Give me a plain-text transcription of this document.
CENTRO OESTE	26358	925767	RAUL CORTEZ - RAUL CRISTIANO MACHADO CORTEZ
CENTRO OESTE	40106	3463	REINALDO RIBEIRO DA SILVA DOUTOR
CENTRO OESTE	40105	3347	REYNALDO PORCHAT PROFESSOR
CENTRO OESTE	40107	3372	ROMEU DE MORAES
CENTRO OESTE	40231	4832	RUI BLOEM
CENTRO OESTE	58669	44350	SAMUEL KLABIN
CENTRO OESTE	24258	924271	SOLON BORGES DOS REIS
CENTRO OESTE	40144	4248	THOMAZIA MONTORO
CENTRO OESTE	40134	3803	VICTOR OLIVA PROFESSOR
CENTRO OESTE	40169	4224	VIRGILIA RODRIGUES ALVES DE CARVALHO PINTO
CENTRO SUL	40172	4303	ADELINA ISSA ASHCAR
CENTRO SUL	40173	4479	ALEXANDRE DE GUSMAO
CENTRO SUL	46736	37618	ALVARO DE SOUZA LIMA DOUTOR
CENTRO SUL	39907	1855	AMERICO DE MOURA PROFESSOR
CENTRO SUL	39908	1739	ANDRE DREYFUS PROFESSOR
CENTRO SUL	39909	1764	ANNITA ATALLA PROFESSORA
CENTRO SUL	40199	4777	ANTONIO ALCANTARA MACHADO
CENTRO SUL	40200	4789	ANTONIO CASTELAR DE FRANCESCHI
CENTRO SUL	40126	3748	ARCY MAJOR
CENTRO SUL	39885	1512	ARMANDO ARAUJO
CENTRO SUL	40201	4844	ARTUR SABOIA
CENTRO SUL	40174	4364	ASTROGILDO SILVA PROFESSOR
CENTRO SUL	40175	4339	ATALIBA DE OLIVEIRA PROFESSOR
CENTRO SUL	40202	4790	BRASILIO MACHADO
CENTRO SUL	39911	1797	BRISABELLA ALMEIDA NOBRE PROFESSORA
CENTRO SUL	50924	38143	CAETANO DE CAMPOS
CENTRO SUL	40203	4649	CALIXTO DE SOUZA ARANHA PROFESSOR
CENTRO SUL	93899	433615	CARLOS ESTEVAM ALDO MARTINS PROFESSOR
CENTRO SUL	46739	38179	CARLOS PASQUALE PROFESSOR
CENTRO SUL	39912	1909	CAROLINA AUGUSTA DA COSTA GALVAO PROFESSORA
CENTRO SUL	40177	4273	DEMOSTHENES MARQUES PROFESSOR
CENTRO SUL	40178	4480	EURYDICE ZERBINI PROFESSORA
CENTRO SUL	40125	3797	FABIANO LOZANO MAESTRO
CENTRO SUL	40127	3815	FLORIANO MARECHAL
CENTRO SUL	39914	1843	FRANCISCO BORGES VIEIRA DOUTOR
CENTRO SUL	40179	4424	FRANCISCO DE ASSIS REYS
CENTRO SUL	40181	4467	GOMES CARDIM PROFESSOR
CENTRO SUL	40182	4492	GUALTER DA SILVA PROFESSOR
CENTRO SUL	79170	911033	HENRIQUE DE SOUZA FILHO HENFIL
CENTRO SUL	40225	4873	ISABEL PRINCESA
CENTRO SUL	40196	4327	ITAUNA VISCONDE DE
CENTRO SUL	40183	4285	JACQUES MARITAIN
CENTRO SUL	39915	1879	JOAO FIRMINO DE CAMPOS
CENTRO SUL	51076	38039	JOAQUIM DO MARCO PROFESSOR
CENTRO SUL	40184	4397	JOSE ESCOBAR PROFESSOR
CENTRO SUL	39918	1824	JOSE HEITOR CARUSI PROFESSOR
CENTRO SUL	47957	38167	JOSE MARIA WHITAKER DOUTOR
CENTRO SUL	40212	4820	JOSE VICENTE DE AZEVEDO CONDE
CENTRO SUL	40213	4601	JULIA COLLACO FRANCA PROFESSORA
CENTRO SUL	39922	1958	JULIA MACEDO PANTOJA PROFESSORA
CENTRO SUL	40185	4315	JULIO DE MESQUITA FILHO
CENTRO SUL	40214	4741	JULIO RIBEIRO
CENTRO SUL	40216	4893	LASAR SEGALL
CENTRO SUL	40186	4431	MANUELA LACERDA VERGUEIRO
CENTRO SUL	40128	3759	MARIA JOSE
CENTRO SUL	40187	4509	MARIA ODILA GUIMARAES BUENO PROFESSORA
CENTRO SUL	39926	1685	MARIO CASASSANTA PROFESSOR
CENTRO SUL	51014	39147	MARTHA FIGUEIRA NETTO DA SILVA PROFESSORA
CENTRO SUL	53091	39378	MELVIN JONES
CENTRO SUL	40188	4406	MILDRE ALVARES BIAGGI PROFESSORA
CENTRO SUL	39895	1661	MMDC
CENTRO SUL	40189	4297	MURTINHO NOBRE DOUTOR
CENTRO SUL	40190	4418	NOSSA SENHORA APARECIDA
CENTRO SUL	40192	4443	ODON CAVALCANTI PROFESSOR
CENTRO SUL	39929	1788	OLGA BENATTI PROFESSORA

◆ Request ◆
Return every line from the records above that holds the word "CARLOS".

◆ Expected answer ◆
CENTRO SUL	93899	433615	CARLOS ESTEVAM ALDO MARTINS PROFESSOR
CENTRO SUL	46739	38179	CARLOS PASQUALE PROFESSOR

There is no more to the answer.